Dataset:
▬▬▬

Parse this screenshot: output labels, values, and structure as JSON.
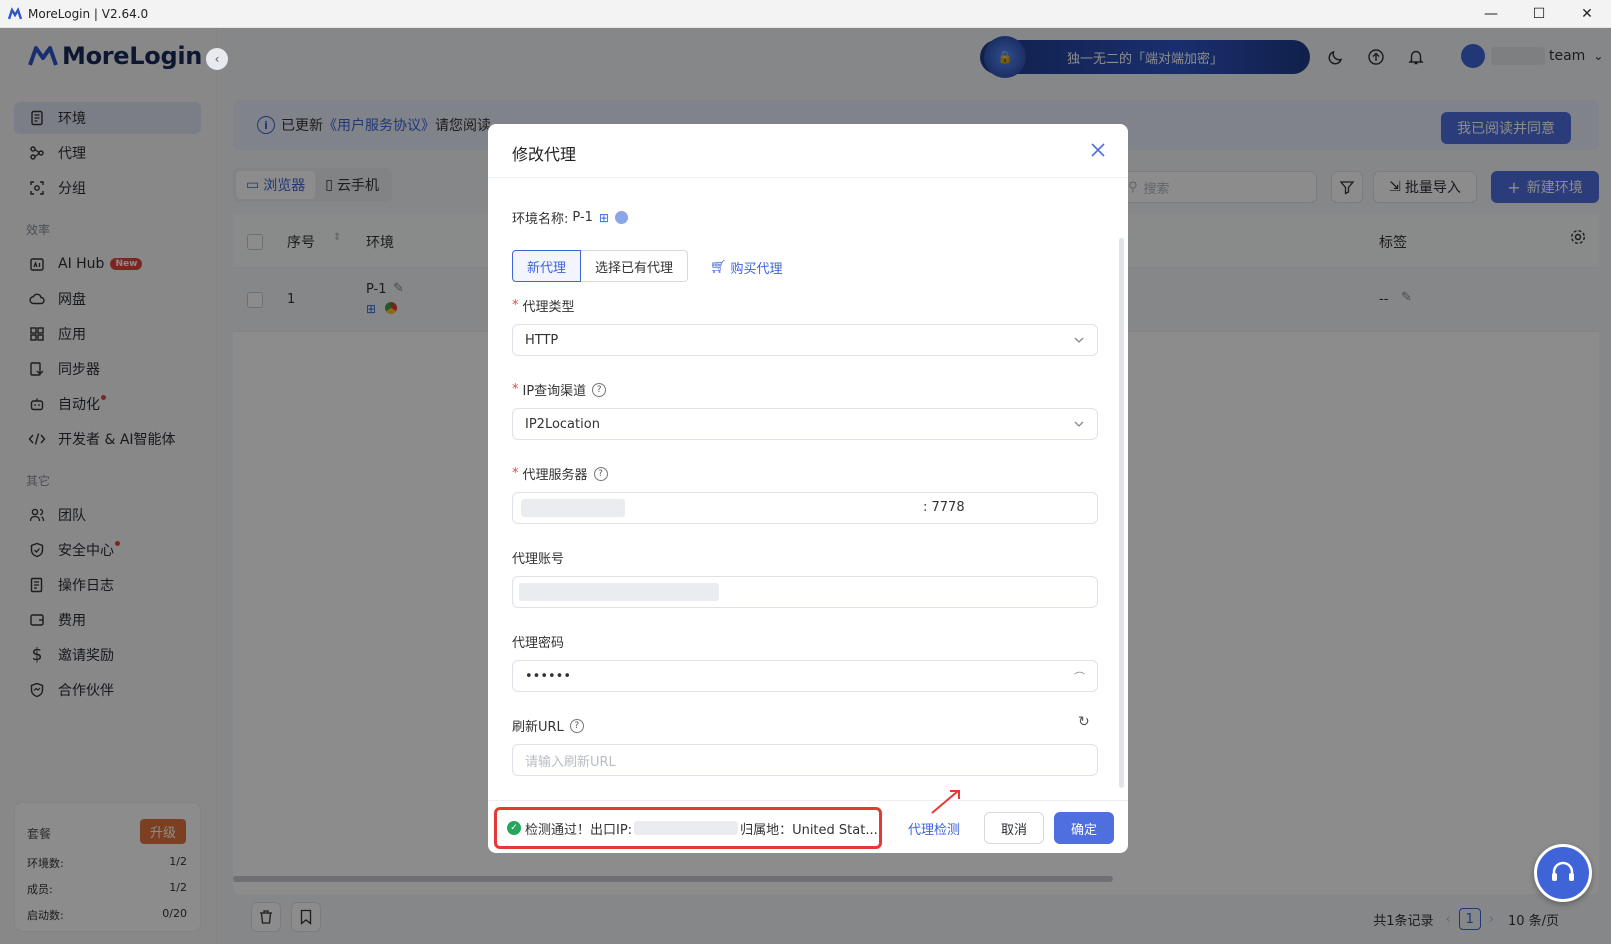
{
  "window": {
    "title": "MoreLogin | V2.64.0"
  },
  "sidebar": {
    "logo": "MoreLogin",
    "items_top": [
      {
        "label": "环境",
        "icon": "doc-icon"
      },
      {
        "label": "代理",
        "icon": "proxy-icon"
      },
      {
        "label": "分组",
        "icon": "group-icon"
      }
    ],
    "section_efficiency": "效率",
    "items_eff": [
      {
        "label": "AI Hub",
        "icon": "ai-icon",
        "badge": "New"
      },
      {
        "label": "网盘",
        "icon": "cloud-icon"
      },
      {
        "label": "应用",
        "icon": "apps-icon"
      },
      {
        "label": "同步器",
        "icon": "sync-icon"
      },
      {
        "label": "自动化",
        "icon": "robot-icon"
      },
      {
        "label": "开发者 & AI智能体",
        "icon": "code-icon"
      }
    ],
    "section_other": "其它",
    "items_other": [
      {
        "label": "团队",
        "icon": "team-icon"
      },
      {
        "label": "安全中心",
        "icon": "shield-icon"
      },
      {
        "label": "操作日志",
        "icon": "log-icon"
      },
      {
        "label": "费用",
        "icon": "wallet-icon"
      },
      {
        "label": "邀请奖励",
        "icon": "dollar-icon"
      },
      {
        "label": "合作伙伴",
        "icon": "partner-icon"
      }
    ],
    "plan": {
      "title": "套餐",
      "upgrade": "升级",
      "rows": [
        {
          "label": "环境数:",
          "value": "1/2"
        },
        {
          "label": "成员:",
          "value": "1/2"
        },
        {
          "label": "启动数:",
          "value": "0/20"
        }
      ]
    }
  },
  "header": {
    "banner": "独一无二的「端对端加密」",
    "user_name": "team"
  },
  "notice": {
    "prefix": "已更新",
    "link": "《用户服务协议》",
    "suffix": "请您阅读",
    "agree_button": "我已阅读并同意"
  },
  "toolbar": {
    "tab_browser": "浏览器",
    "tab_phone": "云手机",
    "search_placeholder": "搜索",
    "import_button": "批量导入",
    "new_button": "新建环境"
  },
  "table": {
    "headers": {
      "index": "序号",
      "env": "环境",
      "tags": "标签"
    },
    "rows": [
      {
        "index": "1",
        "name": "P-1",
        "tag": "--"
      }
    ]
  },
  "pager": {
    "total": "共1条记录",
    "page": "1",
    "page_size": "10 条/页"
  },
  "modal": {
    "title": "修改代理",
    "env_label": "环境名称:",
    "env_name": "P-1",
    "seg_new": "新代理",
    "seg_existing": "选择已有代理",
    "buy_link": "购买代理",
    "proxy_type_label": "代理类型",
    "proxy_type_value": "HTTP",
    "ip_channel_label": "IP查询渠道",
    "ip_channel_value": "IP2Location",
    "server_label": "代理服务器",
    "server_port": ": 7778",
    "account_label": "代理账号",
    "password_label": "代理密码",
    "password_value": "••••••",
    "refresh_label": "刷新URL",
    "refresh_placeholder": "请输入刷新URL",
    "result_prefix": "检测通过！出口IP:",
    "result_location": "归属地：United Stat...",
    "detect_link": "代理检测",
    "cancel": "取消",
    "ok": "确定"
  },
  "colors": {
    "accent": "#4f6edf",
    "highlight": "#e53935",
    "success": "#26a65b"
  }
}
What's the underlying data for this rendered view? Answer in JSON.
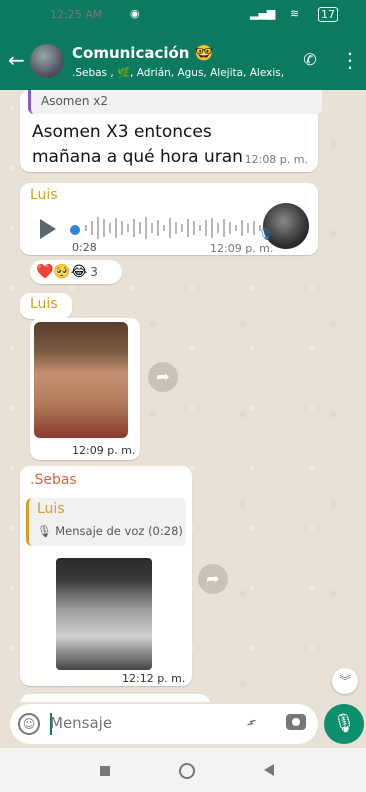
{
  "status_bar": {
    "time": "12:25 AM",
    "battery": "17"
  },
  "header": {
    "title": "Comunicación 🤓",
    "members": ".Sebas , 🌿, Adrián, Agus, Alejita, Alexis, ..."
  },
  "messages": {
    "m1": {
      "quoted": "Asomen x2",
      "text": "Asomen X3 entonces mañana a qué hora uran",
      "time": "12:08 p. m."
    },
    "m2": {
      "sender": "Luis",
      "duration": "0:28",
      "time": "12:09 p. m.",
      "reactions": "❤️🥺😂",
      "reaction_count": "3"
    },
    "m3": {
      "sender": "Luis"
    },
    "m4": {
      "time": "12:09 p. m."
    },
    "m5": {
      "sender": ".Sebas",
      "quoted_sender": "Luis",
      "quoted_text": "🎙 Mensaje de voz (0:28)",
      "time": "12:12 p. m."
    }
  },
  "composer": {
    "placeholder": "Mensaje"
  },
  "icons": [
    "back-arrow-icon",
    "add-call-icon",
    "kebab-menu-icon",
    "play-icon",
    "mic-mini-icon",
    "forward-icon",
    "scroll-down-icon",
    "emoji-icon",
    "attach-icon",
    "camera-icon",
    "mic-icon",
    "nav-recent-icon",
    "nav-home-icon",
    "nav-back-icon"
  ],
  "colors": {
    "header": "#0b7a60",
    "accent": "#0b8f6c",
    "sender_luis": "#d4a023",
    "sender_sebas": "#d9643a",
    "voice_dot": "#2a86d6"
  }
}
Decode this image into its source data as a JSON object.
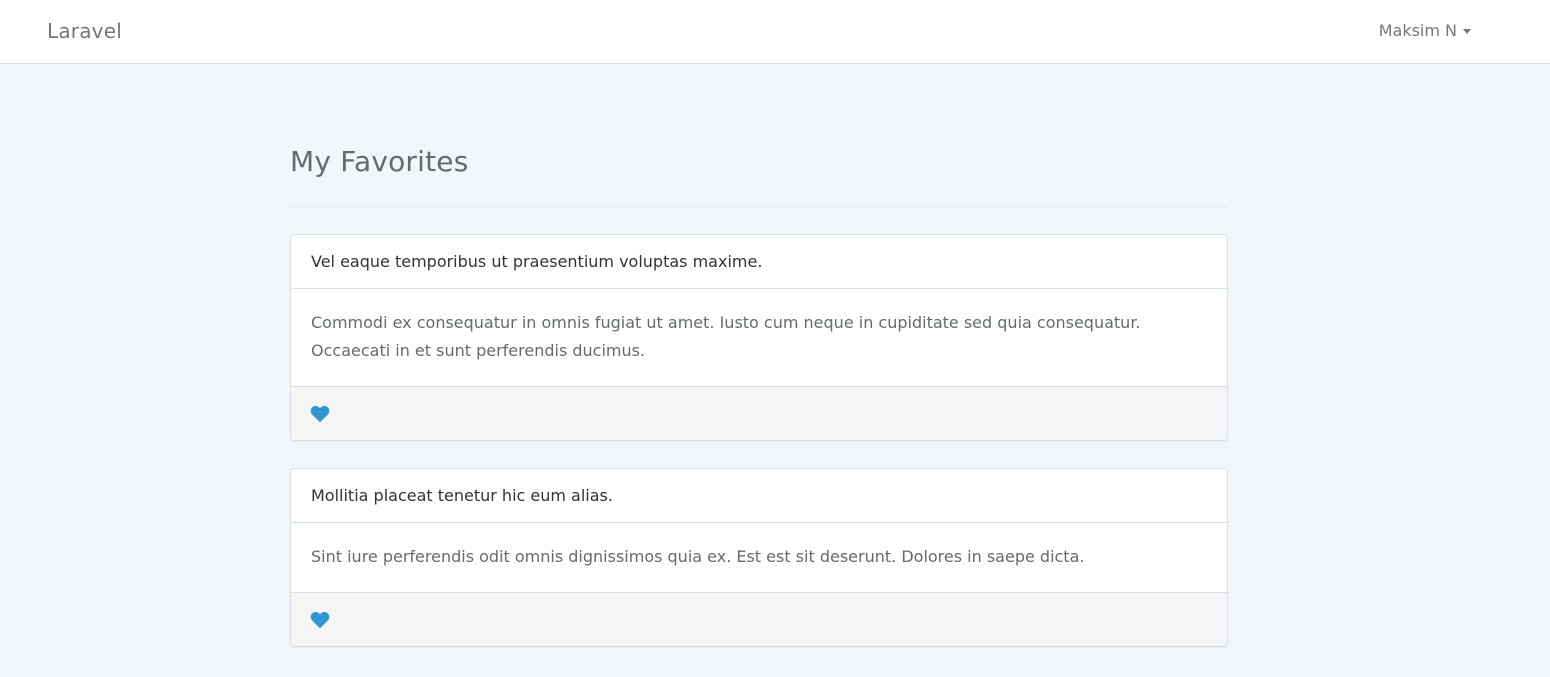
{
  "navbar": {
    "brand": "Laravel",
    "user_name": "Maksim N"
  },
  "page": {
    "title": "My Favorites"
  },
  "favorites": [
    {
      "title": "Vel eaque temporibus ut praesentium voluptas maxime.",
      "body": "Commodi ex consequatur in omnis fugiat ut amet. Iusto cum neque in cupiditate sed quia consequatur. Occaecati in et sunt perferendis ducimus.",
      "favorite_icon": "heart-icon"
    },
    {
      "title": "Mollitia placeat tenetur hic eum alias.",
      "body": "Sint iure perferendis odit omnis dignissimos quia ex. Est est sit deserunt. Dolores in saepe dicta.",
      "favorite_icon": "heart-icon"
    }
  ],
  "colors": {
    "accent": "#3097d1",
    "background": "#f3f6f9",
    "navbar": "#ffffff",
    "panel_footer": "#f5f5f5"
  }
}
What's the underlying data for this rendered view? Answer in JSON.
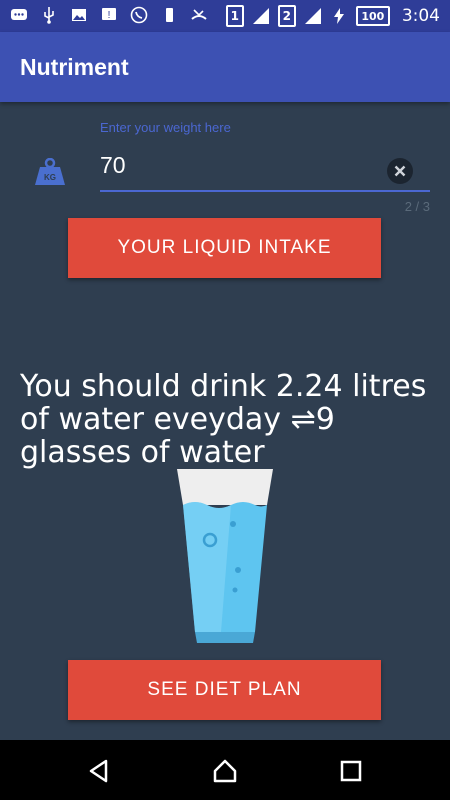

▬▬▬

Task requirements: Exclude the pictures, and transcribe all of the material exactly.

Final result:
Parse this screenshot: output labels, values, and structure as JSON.
{
  "window": {
    "title": "MoreLogin | V2.64.0"
  },
  "sidebar": {
    "logo": "MoreLogin",
    "items_top": [
      {
        "label": "环境",
        "icon": "doc-icon"
      },
      {
        "label": "代理",
        "icon": "proxy-icon"
      },
      {
        "label": "分组",
        "icon": "group-icon"
      }
    ],
    "section_efficiency": "效率",
    "items_eff": [
      {
        "label": "AI Hub",
        "icon": "ai-icon",
        "badge": "New"
      },
      {
        "label": "网盘",
        "icon": "cloud-icon"
      },
      {
        "label": "应用",
        "icon": "apps-icon"
      },
      {
        "label": "同步器",
        "icon": "sync-icon"
      },
      {
        "label": "自动化",
        "icon": "robot-icon"
      },
      {
        "label": "开发者 & AI智能体",
        "icon": "code-icon"
      }
    ],
    "section_other": "其它",
    "items_other": [
      {
        "label": "团队",
        "icon": "team-icon"
      },
      {
        "label": "安全中心",
        "icon": "shield-icon"
      },
      {
        "label": "操作日志",
        "icon": "log-icon"
      },
      {
        "label": "费用",
        "icon": "wallet-icon"
      },
      {
        "label": "邀请奖励",
        "icon": "dollar-icon"
      },
      {
        "label": "合作伙伴",
        "icon": "partner-icon"
      }
    ],
    "plan": {
      "title": "套餐",
      "upgrade": "升级",
      "rows": [
        {
          "label": "环境数:",
          "value": "1/2"
        },
        {
          "label": "成员:",
          "value": "1/2"
        },
        {
          "label": "启动数:",
          "value": "0/20"
        }
      ]
    }
  },
  "header": {
    "banner": "独一无二的「端对端加密」",
    "user_name": "team"
  },
  "notice": {
    "prefix": "已更新",
    "link": "《用户服务协议》",
    "suffix": "请您阅读",
    "agree_button": "我已阅读并同意"
  },
  "toolbar": {
    "tab_browser": "浏览器",
    "tab_phone": "云手机",
    "search_placeholder": "搜索",
    "import_button": "批量导入",
    "new_button": "新建环境"
  },
  "table": {
    "headers": {
      "index": "序号",
      "env": "环境",
      "tags": "标签"
    },
    "rows": [
      {
        "index": "1",
        "name": "P-1",
        "tag": "--"
      }
    ]
  },
  "pager": {
    "total": "共1条记录",
    "page": "1",
    "page_size": "10 条/页"
  },
  "modal": {
    "title": "修改代理",
    "env_label": "环境名称:",
    "env_name": "P-1",
    "seg_new": "新代理",
    "seg_existing": "选择已有代理",
    "buy_link": "购买代理",
    "proxy_type_label": "代理类型",
    "proxy_type_value": "HTTP",
    "ip_channel_label": "IP查询渠道",
    "ip_channel_value": "IP2Location",
    "server_label": "代理服务器",
    "server_port": ": 7778",
    "account_label": "代理账号",
    "password_label": "代理密码",
    "password_value": "••••••",
    "refresh_label": "刷新URL",
    "refresh_placeholder": "请输入刷新URL",
    "result_prefix": "检测通过！出口IP:",
    "result_location": "归属地：United Stat...",
    "detect_link": "代理检测",
    "cancel": "取消",
    "ok": "确定"
  },
  "colors": {
    "accent": "#4f6edf",
    "highlight": "#e53935",
    "success": "#26a65b"
  }
}
What's the underlying data for this rendered view? Answer in JSON.
{
  "status_bar": {
    "time": "12:25 AM",
    "battery": "17"
  },
  "header": {
    "title": "Comunicación 🤓",
    "members": ".Sebas , 🌿, Adrián, Agus, Alejita, Alexis, ..."
  },
  "messages": {
    "m1": {
      "quoted": "Asomen x2",
      "text": "Asomen X3 entonces mañana a qué hora uran",
      "time": "12:08 p. m."
    },
    "m2": {
      "sender": "Luis",
      "duration": "0:28",
      "time": "12:09 p. m.",
      "reactions": "❤️🥺😂",
      "reaction_count": "3"
    },
    "m3": {
      "sender": "Luis"
    },
    "m4": {
      "time": "12:09 p. m."
    },
    "m5": {
      "sender": ".Sebas",
      "quoted_sender": "Luis",
      "quoted_text": "🎙 Mensaje de voz (0:28)",
      "time": "12:12 p. m."
    }
  },
  "composer": {
    "placeholder": "Mensaje"
  },
  "icons": [
    "back-arrow-icon",
    "add-call-icon",
    "kebab-menu-icon",
    "play-icon",
    "mic-mini-icon",
    "forward-icon",
    "scroll-down-icon",
    "emoji-icon",
    "attach-icon",
    "camera-icon",
    "mic-icon",
    "nav-recent-icon",
    "nav-home-icon",
    "nav-back-icon"
  ],
  "colors": {
    "header": "#0b7a60",
    "accent": "#0b8f6c",
    "sender_luis": "#d4a023",
    "sender_sebas": "#d9643a",
    "voice_dot": "#2a86d6"
  }
}
Decode this image into its source data as a JSON object.
{
  "navbar": {
    "brand": "Laravel",
    "user_name": "Maksim N"
  },
  "page": {
    "title": "My Favorites"
  },
  "favorites": [
    {
      "title": "Vel eaque temporibus ut praesentium voluptas maxime.",
      "body": "Commodi ex consequatur in omnis fugiat ut amet. Iusto cum neque in cupiditate sed quia consequatur. Occaecati in et sunt perferendis ducimus.",
      "favorite_icon": "heart-icon"
    },
    {
      "title": "Mollitia placeat tenetur hic eum alias.",
      "body": "Sint iure perferendis odit omnis dignissimos quia ex. Est est sit deserunt. Dolores in saepe dicta.",
      "favorite_icon": "heart-icon"
    }
  ],
  "colors": {
    "accent": "#3097d1",
    "background": "#f3f6f9",
    "navbar": "#ffffff",
    "panel_footer": "#f5f5f5"
  }
}
What's the underlying data for this rendered view? Answer in JSON.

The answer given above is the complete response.